> [YOUR TASK]: Report every line from the material that contains the word "year".

> [INPUT DATA]:
==*==
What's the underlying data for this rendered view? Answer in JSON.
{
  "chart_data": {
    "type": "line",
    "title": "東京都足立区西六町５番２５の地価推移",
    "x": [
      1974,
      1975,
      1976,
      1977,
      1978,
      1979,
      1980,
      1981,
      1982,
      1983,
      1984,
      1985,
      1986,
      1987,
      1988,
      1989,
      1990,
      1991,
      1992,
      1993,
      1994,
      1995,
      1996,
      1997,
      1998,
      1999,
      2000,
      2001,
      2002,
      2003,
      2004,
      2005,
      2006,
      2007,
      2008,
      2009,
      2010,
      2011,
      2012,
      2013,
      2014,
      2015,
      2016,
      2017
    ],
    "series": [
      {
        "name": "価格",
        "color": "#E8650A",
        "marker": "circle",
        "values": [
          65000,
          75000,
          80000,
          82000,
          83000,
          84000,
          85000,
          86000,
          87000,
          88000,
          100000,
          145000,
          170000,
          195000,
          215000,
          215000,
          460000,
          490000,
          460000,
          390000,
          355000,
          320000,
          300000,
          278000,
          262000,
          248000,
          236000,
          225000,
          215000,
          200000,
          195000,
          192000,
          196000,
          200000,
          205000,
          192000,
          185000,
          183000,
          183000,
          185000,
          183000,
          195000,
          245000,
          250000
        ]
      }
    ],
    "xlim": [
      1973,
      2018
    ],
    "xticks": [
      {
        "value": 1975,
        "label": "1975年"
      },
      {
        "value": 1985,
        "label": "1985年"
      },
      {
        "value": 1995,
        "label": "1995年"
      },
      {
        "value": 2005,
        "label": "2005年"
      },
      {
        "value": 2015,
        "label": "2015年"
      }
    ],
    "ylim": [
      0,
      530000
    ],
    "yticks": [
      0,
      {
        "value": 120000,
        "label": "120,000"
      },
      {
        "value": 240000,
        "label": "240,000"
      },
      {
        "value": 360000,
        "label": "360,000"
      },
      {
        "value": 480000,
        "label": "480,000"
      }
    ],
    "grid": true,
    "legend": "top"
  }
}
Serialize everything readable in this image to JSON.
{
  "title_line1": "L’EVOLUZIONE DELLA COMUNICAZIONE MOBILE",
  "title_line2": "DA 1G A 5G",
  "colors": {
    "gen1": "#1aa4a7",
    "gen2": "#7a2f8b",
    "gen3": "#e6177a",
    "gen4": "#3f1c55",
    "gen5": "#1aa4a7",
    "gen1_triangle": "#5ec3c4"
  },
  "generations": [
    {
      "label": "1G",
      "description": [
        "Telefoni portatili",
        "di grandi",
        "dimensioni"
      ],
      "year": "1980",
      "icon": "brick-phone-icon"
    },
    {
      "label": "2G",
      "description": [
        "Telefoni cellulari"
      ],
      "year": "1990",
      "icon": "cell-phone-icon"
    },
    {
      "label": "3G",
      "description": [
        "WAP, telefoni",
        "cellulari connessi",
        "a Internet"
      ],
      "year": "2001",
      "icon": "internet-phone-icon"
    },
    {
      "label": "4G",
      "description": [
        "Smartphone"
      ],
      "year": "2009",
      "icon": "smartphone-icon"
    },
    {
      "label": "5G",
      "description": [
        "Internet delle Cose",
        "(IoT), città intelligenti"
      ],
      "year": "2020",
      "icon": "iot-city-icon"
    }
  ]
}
==*==
> [RESPONSE FOR THIS EXERCISE]:
      "year": "1980",
      "year": "1990",
      "year": "2001",
      "year": "2009",
      "year": "2020",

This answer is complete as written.